Task instructions
Write every line out verbatim and omit the pictures.

=====

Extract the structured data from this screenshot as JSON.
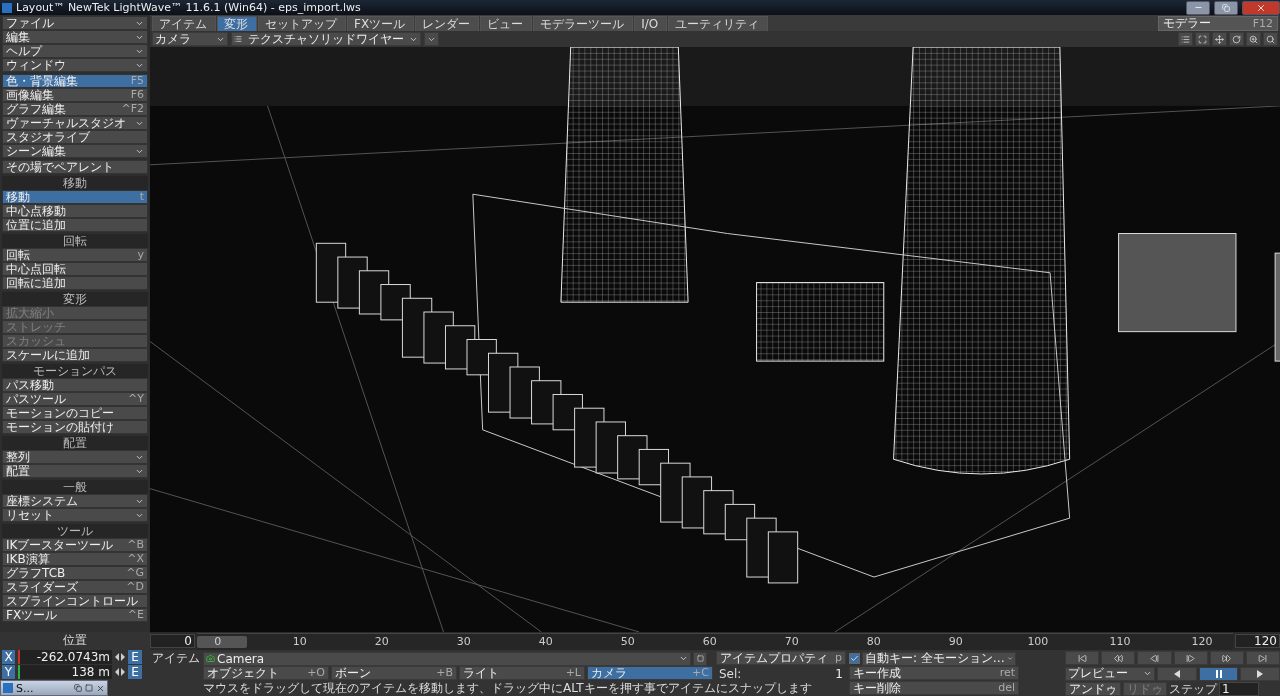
{
  "window": {
    "title": "Layout™ NewTek LightWave™ 11.6.1 (Win64) - eps_import.lws"
  },
  "tabs": [
    {
      "label": "アイテム",
      "selected": false
    },
    {
      "label": "変形",
      "selected": true
    },
    {
      "label": "セットアップ",
      "selected": false
    },
    {
      "label": "FXツール",
      "selected": false
    },
    {
      "label": "レンダー",
      "selected": false
    },
    {
      "label": "ビュー",
      "selected": false
    },
    {
      "label": "モデラーツール",
      "selected": false
    },
    {
      "label": "I/O",
      "selected": false
    },
    {
      "label": "ユーティリティ",
      "selected": false
    }
  ],
  "modeler_button": {
    "label": "モデラー",
    "shortcut": "F12"
  },
  "viewport_bar": {
    "camera": "カメラ",
    "render_mode": "テクスチャソリッドワイヤー"
  },
  "sidebar": [
    {
      "items": [
        {
          "label": "ファイル",
          "kind": "menu",
          "selected": false,
          "disabled": false
        },
        {
          "label": "編集",
          "kind": "menu",
          "selected": false,
          "disabled": false
        },
        {
          "label": "ヘルプ",
          "kind": "menu",
          "selected": false,
          "disabled": false
        },
        {
          "label": "ウィンドウ",
          "kind": "menu",
          "selected": false,
          "disabled": false
        }
      ]
    },
    {
      "items": [
        {
          "label": "色・背景編集",
          "shortcut": "F5",
          "kind": "button",
          "selected": true,
          "disabled": false
        },
        {
          "label": "画像編集",
          "shortcut": "F6",
          "kind": "button",
          "selected": false,
          "disabled": false
        },
        {
          "label": "グラフ編集",
          "shortcut": "^F2",
          "kind": "button",
          "selected": false,
          "disabled": false
        },
        {
          "label": "ヴァーチャルスタジオ",
          "kind": "menu",
          "selected": false,
          "disabled": false
        },
        {
          "label": "スタジオライブ",
          "kind": "button",
          "selected": false,
          "disabled": false
        },
        {
          "label": "シーン編集",
          "kind": "menu",
          "selected": false,
          "disabled": false
        }
      ]
    },
    {
      "items": [
        {
          "label": "その場でペアレント",
          "kind": "button",
          "selected": false,
          "disabled": false
        }
      ]
    },
    {
      "title": "移動",
      "items": [
        {
          "label": "移動",
          "shortcut": "t",
          "kind": "button",
          "selected": true,
          "disabled": false
        },
        {
          "label": "中心点移動",
          "kind": "button",
          "selected": false,
          "disabled": false
        },
        {
          "label": "位置に追加",
          "kind": "button",
          "selected": false,
          "disabled": false
        }
      ]
    },
    {
      "title": "回転",
      "items": [
        {
          "label": "回転",
          "shortcut": "y",
          "kind": "button",
          "selected": false,
          "disabled": false
        },
        {
          "label": "中心点回転",
          "kind": "button",
          "selected": false,
          "disabled": false
        },
        {
          "label": "回転に追加",
          "kind": "button",
          "selected": false,
          "disabled": false
        }
      ]
    },
    {
      "title": "変形",
      "items": [
        {
          "label": "拡大縮小",
          "kind": "button",
          "selected": false,
          "disabled": true
        },
        {
          "label": "ストレッチ",
          "kind": "button",
          "selected": false,
          "disabled": true
        },
        {
          "label": "スカッシュ",
          "kind": "button",
          "selected": false,
          "disabled": true
        },
        {
          "label": "スケールに追加",
          "kind": "button",
          "selected": false,
          "disabled": false
        }
      ]
    },
    {
      "title": "モーションパス",
      "items": [
        {
          "label": "パス移動",
          "kind": "button",
          "selected": false,
          "disabled": false
        },
        {
          "label": "パスツール",
          "shortcut": "^Y",
          "kind": "button",
          "selected": false,
          "disabled": false
        },
        {
          "label": "モーションのコピー",
          "kind": "button",
          "selected": false,
          "disabled": false
        },
        {
          "label": "モーションの貼付け",
          "kind": "button",
          "selected": false,
          "disabled": false
        }
      ]
    },
    {
      "title": "配置",
      "items": [
        {
          "label": "整列",
          "kind": "menu",
          "selected": false,
          "disabled": false
        },
        {
          "label": "配置",
          "kind": "menu",
          "selected": false,
          "disabled": false
        }
      ]
    },
    {
      "title": "一般",
      "items": [
        {
          "label": "座標システム",
          "kind": "menu",
          "selected": false,
          "disabled": false
        },
        {
          "label": "リセット",
          "kind": "menu",
          "selected": false,
          "disabled": false
        }
      ]
    },
    {
      "title": "ツール",
      "items": [
        {
          "label": "IKブースターツール",
          "shortcut": "^B",
          "kind": "button",
          "selected": false,
          "disabled": false
        },
        {
          "label": "IKB演算",
          "shortcut": "^X",
          "kind": "button",
          "selected": false,
          "disabled": false
        },
        {
          "label": "グラフTCB",
          "shortcut": "^G",
          "kind": "button",
          "selected": false,
          "disabled": false
        },
        {
          "label": "スライダーズ",
          "shortcut": "^D",
          "kind": "button",
          "selected": false,
          "disabled": false
        },
        {
          "label": "スプラインコントロール",
          "kind": "button",
          "selected": false,
          "disabled": false
        },
        {
          "label": "FXツール",
          "shortcut": "^E",
          "kind": "button",
          "selected": false,
          "disabled": false
        }
      ]
    }
  ],
  "position": {
    "title": "位置",
    "axes": [
      {
        "axis": "X",
        "value": "-262.0743m",
        "color": "#c83030",
        "edit": "E"
      },
      {
        "axis": "Y",
        "value": "138 m",
        "color": "#30b040",
        "edit": "E"
      }
    ]
  },
  "timeline": {
    "current": "0",
    "end": "120",
    "ticks": [
      "0",
      "10",
      "20",
      "30",
      "40",
      "50",
      "60",
      "70",
      "80",
      "90",
      "100",
      "110",
      "120"
    ]
  },
  "item_row": {
    "label": "アイテム",
    "current": "Camera",
    "properties": "アイテムプロパティ",
    "properties_shortcut": "p"
  },
  "auto_key": {
    "checked": true,
    "label": "自動キー: 全モーション…"
  },
  "item_types": [
    {
      "label": "オブジェクト",
      "shortcut": "+O",
      "selected": false
    },
    {
      "label": "ボーン",
      "shortcut": "+B",
      "selected": false
    },
    {
      "label": "ライト",
      "shortcut": "+L",
      "selected": false
    },
    {
      "label": "カメラ",
      "shortcut": "+C",
      "selected": true
    }
  ],
  "sel": {
    "label": "Sel:",
    "value": "1"
  },
  "key_buttons": [
    {
      "label": "キー作成",
      "shortcut": "ret"
    },
    {
      "label": "キー削除",
      "shortcut": "del"
    }
  ],
  "status": "マウスをドラッグして現在のアイテムを移動します、ドラッグ中にALTキーを押す事でアイテムにスナップします",
  "preview": "プレビュー",
  "play_buttons": [
    {
      "kind": "reverse",
      "selected": false
    },
    {
      "kind": "pause",
      "selected": true
    },
    {
      "kind": "play",
      "selected": false
    }
  ],
  "undo": {
    "label": "アンドゥ",
    "disabled": false
  },
  "redo": {
    "label": "リドゥ",
    "disabled": true
  },
  "step": {
    "label": "ステップ",
    "value": "1"
  },
  "taskbar_window": {
    "title": "S..."
  }
}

=====

The answer
Extract the structured data from this screenshot as JSON.
{
  "window": {
    "title": "Layout™ NewTek LightWave™ 11.6.1 (Win64) - eps_import.lws"
  },
  "tabs": [
    {
      "label": "アイテム",
      "selected": false
    },
    {
      "label": "変形",
      "selected": true
    },
    {
      "label": "セットアップ",
      "selected": false
    },
    {
      "label": "FXツール",
      "selected": false
    },
    {
      "label": "レンダー",
      "selected": false
    },
    {
      "label": "ビュー",
      "selected": false
    },
    {
      "label": "モデラーツール",
      "selected": false
    },
    {
      "label": "I/O",
      "selected": false
    },
    {
      "label": "ユーティリティ",
      "selected": false
    }
  ],
  "modeler_button": {
    "label": "モデラー",
    "shortcut": "F12"
  },
  "viewport_bar": {
    "camera": "カメラ",
    "render_mode": "テクスチャソリッドワイヤー"
  },
  "sidebar": [
    {
      "items": [
        {
          "label": "ファイル",
          "kind": "menu",
          "selected": false,
          "disabled": false
        },
        {
          "label": "編集",
          "kind": "menu",
          "selected": false,
          "disabled": false
        },
        {
          "label": "ヘルプ",
          "kind": "menu",
          "selected": false,
          "disabled": false
        },
        {
          "label": "ウィンドウ",
          "kind": "menu",
          "selected": false,
          "disabled": false
        }
      ]
    },
    {
      "items": [
        {
          "label": "色・背景編集",
          "shortcut": "F5",
          "kind": "button",
          "selected": true,
          "disabled": false
        },
        {
          "label": "画像編集",
          "shortcut": "F6",
          "kind": "button",
          "selected": false,
          "disabled": false
        },
        {
          "label": "グラフ編集",
          "shortcut": "^F2",
          "kind": "button",
          "selected": false,
          "disabled": false
        },
        {
          "label": "ヴァーチャルスタジオ",
          "kind": "menu",
          "selected": false,
          "disabled": false
        },
        {
          "label": "スタジオライブ",
          "kind": "button",
          "selected": false,
          "disabled": false
        },
        {
          "label": "シーン編集",
          "kind": "menu",
          "selected": false,
          "disabled": false
        }
      ]
    },
    {
      "items": [
        {
          "label": "その場でペアレント",
          "kind": "button",
          "selected": false,
          "disabled": false
        }
      ]
    },
    {
      "title": "移動",
      "items": [
        {
          "label": "移動",
          "shortcut": "t",
          "kind": "button",
          "selected": true,
          "disabled": false
        },
        {
          "label": "中心点移動",
          "kind": "button",
          "selected": false,
          "disabled": false
        },
        {
          "label": "位置に追加",
          "kind": "button",
          "selected": false,
          "disabled": false
        }
      ]
    },
    {
      "title": "回転",
      "items": [
        {
          "label": "回転",
          "shortcut": "y",
          "kind": "button",
          "selected": false,
          "disabled": false
        },
        {
          "label": "中心点回転",
          "kind": "button",
          "selected": false,
          "disabled": false
        },
        {
          "label": "回転に追加",
          "kind": "button",
          "selected": false,
          "disabled": false
        }
      ]
    },
    {
      "title": "変形",
      "items": [
        {
          "label": "拡大縮小",
          "kind": "button",
          "selected": false,
          "disabled": true
        },
        {
          "label": "ストレッチ",
          "kind": "button",
          "selected": false,
          "disabled": true
        },
        {
          "label": "スカッシュ",
          "kind": "button",
          "selected": false,
          "disabled": true
        },
        {
          "label": "スケールに追加",
          "kind": "button",
          "selected": false,
          "disabled": false
        }
      ]
    },
    {
      "title": "モーションパス",
      "items": [
        {
          "label": "パス移動",
          "kind": "button",
          "selected": false,
          "disabled": false
        },
        {
          "label": "パスツール",
          "shortcut": "^Y",
          "kind": "button",
          "selected": false,
          "disabled": false
        },
        {
          "label": "モーションのコピー",
          "kind": "button",
          "selected": false,
          "disabled": false
        },
        {
          "label": "モーションの貼付け",
          "kind": "button",
          "selected": false,
          "disabled": false
        }
      ]
    },
    {
      "title": "配置",
      "items": [
        {
          "label": "整列",
          "kind": "menu",
          "selected": false,
          "disabled": false
        },
        {
          "label": "配置",
          "kind": "menu",
          "selected": false,
          "disabled": false
        }
      ]
    },
    {
      "title": "一般",
      "items": [
        {
          "label": "座標システム",
          "kind": "menu",
          "selected": false,
          "disabled": false
        },
        {
          "label": "リセット",
          "kind": "menu",
          "selected": false,
          "disabled": false
        }
      ]
    },
    {
      "title": "ツール",
      "items": [
        {
          "label": "IKブースターツール",
          "shortcut": "^B",
          "kind": "button",
          "selected": false,
          "disabled": false
        },
        {
          "label": "IKB演算",
          "shortcut": "^X",
          "kind": "button",
          "selected": false,
          "disabled": false
        },
        {
          "label": "グラフTCB",
          "shortcut": "^G",
          "kind": "button",
          "selected": false,
          "disabled": false
        },
        {
          "label": "スライダーズ",
          "shortcut": "^D",
          "kind": "button",
          "selected": false,
          "disabled": false
        },
        {
          "label": "スプラインコントロール",
          "kind": "button",
          "selected": false,
          "disabled": false
        },
        {
          "label": "FXツール",
          "shortcut": "^E",
          "kind": "button",
          "selected": false,
          "disabled": false
        }
      ]
    }
  ],
  "position": {
    "title": "位置",
    "axes": [
      {
        "axis": "X",
        "value": "-262.0743m",
        "color": "#c83030",
        "edit": "E"
      },
      {
        "axis": "Y",
        "value": "138 m",
        "color": "#30b040",
        "edit": "E"
      }
    ]
  },
  "timeline": {
    "current": "0",
    "end": "120",
    "ticks": [
      "0",
      "10",
      "20",
      "30",
      "40",
      "50",
      "60",
      "70",
      "80",
      "90",
      "100",
      "110",
      "120"
    ]
  },
  "item_row": {
    "label": "アイテム",
    "current": "Camera",
    "properties": "アイテムプロパティ",
    "properties_shortcut": "p"
  },
  "auto_key": {
    "checked": true,
    "label": "自動キー: 全モーション…"
  },
  "item_types": [
    {
      "label": "オブジェクト",
      "shortcut": "+O",
      "selected": false
    },
    {
      "label": "ボーン",
      "shortcut": "+B",
      "selected": false
    },
    {
      "label": "ライト",
      "shortcut": "+L",
      "selected": false
    },
    {
      "label": "カメラ",
      "shortcut": "+C",
      "selected": true
    }
  ],
  "sel": {
    "label": "Sel:",
    "value": "1"
  },
  "key_buttons": [
    {
      "label": "キー作成",
      "shortcut": "ret"
    },
    {
      "label": "キー削除",
      "shortcut": "del"
    }
  ],
  "status": "マウスをドラッグして現在のアイテムを移動します、ドラッグ中にALTキーを押す事でアイテムにスナップします",
  "preview": "プレビュー",
  "play_buttons": [
    {
      "kind": "reverse",
      "selected": false
    },
    {
      "kind": "pause",
      "selected": true
    },
    {
      "kind": "play",
      "selected": false
    }
  ],
  "undo": {
    "label": "アンドゥ",
    "disabled": false
  },
  "redo": {
    "label": "リドゥ",
    "disabled": true
  },
  "step": {
    "label": "ステップ",
    "value": "1"
  },
  "taskbar_window": {
    "title": "S..."
  }
}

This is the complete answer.